--- EXERCISE GOAL ---
Among the records below, the line containing "What text is on this page?" marks the start. Output it and all lines after it exactly.

▶

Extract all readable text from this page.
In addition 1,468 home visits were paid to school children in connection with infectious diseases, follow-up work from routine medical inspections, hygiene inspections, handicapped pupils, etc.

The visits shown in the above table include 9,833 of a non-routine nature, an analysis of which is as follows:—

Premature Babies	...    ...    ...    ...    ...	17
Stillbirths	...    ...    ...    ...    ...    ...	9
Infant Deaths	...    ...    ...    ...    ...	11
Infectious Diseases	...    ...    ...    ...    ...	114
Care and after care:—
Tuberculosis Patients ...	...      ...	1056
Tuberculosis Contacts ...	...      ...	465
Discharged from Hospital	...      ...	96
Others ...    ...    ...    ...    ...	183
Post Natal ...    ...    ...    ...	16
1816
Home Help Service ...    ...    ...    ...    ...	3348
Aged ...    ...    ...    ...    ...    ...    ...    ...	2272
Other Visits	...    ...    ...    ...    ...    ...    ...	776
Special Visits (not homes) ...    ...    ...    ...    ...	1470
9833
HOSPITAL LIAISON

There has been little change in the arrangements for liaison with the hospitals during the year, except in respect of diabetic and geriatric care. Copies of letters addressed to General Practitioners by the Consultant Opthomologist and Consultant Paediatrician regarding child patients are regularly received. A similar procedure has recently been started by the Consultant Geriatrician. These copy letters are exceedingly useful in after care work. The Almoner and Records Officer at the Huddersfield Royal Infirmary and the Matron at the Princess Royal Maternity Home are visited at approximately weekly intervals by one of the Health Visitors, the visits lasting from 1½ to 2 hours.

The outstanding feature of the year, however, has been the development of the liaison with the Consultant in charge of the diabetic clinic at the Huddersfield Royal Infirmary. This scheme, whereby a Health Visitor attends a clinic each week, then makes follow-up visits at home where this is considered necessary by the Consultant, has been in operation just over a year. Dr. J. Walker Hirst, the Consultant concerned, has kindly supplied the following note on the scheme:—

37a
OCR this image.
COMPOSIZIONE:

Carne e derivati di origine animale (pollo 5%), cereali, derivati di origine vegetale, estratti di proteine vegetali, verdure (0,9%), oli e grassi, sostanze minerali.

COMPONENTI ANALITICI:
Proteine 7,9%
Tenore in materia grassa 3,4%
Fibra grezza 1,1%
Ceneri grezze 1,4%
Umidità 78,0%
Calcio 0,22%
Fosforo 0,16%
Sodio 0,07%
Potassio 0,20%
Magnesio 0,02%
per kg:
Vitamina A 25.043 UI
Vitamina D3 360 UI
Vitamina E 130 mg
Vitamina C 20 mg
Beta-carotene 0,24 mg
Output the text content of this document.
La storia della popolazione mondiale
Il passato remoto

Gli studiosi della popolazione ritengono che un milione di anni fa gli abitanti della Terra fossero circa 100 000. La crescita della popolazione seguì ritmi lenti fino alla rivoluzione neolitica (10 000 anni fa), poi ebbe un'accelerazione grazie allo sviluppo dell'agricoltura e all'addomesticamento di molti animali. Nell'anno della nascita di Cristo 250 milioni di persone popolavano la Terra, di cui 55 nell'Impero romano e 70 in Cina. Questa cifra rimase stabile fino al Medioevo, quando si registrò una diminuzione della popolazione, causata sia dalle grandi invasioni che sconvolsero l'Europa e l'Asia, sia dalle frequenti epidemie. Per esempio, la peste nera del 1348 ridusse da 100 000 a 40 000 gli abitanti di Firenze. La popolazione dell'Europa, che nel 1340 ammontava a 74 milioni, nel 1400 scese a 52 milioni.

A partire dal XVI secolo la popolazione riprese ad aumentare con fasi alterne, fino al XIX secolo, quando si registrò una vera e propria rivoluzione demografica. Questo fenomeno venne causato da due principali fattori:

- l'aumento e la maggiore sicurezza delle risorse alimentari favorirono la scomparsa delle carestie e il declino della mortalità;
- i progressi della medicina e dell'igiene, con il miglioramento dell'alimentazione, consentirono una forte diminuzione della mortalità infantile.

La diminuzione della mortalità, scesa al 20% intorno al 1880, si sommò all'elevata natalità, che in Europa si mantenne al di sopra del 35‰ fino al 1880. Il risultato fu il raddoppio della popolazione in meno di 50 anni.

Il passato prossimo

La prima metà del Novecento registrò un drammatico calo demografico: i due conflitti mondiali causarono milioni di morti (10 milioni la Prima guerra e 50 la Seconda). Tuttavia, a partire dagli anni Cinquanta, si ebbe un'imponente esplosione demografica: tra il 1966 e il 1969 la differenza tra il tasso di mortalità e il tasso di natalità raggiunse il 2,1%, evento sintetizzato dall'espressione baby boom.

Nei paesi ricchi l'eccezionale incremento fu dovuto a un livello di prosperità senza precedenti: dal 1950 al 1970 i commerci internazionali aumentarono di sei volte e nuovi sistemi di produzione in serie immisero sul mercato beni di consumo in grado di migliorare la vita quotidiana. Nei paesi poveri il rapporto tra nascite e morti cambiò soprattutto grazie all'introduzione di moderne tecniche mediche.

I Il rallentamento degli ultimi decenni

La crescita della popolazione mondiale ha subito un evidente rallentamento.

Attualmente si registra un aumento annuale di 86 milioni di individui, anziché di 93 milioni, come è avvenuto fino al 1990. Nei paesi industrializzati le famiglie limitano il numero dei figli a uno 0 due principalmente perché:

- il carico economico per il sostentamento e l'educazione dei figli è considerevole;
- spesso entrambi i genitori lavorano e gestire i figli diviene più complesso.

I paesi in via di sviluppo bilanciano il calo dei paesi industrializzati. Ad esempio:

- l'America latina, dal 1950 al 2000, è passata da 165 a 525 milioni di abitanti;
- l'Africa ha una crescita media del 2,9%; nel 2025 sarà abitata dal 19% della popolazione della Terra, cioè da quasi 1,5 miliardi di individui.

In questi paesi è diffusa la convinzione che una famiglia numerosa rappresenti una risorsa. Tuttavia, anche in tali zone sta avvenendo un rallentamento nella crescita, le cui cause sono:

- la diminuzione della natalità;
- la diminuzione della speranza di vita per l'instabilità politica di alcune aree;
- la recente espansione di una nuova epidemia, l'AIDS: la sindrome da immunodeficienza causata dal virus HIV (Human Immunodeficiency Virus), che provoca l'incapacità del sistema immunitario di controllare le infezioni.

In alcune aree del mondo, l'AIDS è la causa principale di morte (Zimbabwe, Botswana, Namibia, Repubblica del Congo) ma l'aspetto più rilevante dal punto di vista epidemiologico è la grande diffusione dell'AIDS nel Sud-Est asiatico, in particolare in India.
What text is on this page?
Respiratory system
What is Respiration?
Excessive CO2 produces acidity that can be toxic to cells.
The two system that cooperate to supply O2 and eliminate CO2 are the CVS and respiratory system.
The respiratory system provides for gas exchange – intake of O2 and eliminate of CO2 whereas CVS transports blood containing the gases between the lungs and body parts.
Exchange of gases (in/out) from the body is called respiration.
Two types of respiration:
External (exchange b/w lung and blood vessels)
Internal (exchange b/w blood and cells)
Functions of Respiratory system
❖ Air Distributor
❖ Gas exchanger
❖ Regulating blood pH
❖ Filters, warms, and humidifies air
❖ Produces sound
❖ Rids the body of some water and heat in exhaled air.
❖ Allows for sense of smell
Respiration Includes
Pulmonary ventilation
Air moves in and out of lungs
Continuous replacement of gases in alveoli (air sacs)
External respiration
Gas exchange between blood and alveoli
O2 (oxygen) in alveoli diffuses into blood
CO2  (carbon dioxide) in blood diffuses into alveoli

◀

--- RESPONSE AREA ---
What text is on this page?
Respiratory system
What is Respiration?
Excessive CO2 produces acidity that can be toxic to cells.
The two system that cooperate to supply O2 and eliminate CO2 are the CVS and respiratory system.
The respiratory system provides for gas exchange – intake of O2 and eliminate of CO2 whereas CVS transports blood containing the gases between the lungs and body parts.
Exchange of gases (in/out) from the body is called respiration.
Two types of respiration:
External (exchange b/w lung and blood vessels)
Internal (exchange b/w blood and cells)
Functions of Respiratory system
❖ Air Distributor
❖ Gas exchanger
❖ Regulating blood pH
❖ Filters, warms, and humidifies air
❖ Produces sound
❖ Rids the body of some water and heat in exhaled air.
❖ Allows for sense of smell
Respiration Includes
Pulmonary ventilation
Air moves in and out of lungs
Continuous replacement of gases in alveoli (air sacs)
External respiration
Gas exchange between blood and alveoli
O2 (oxygen) in alveoli diffuses into blood
CO2  (carbon dioxide) in blood diffuses into alveoli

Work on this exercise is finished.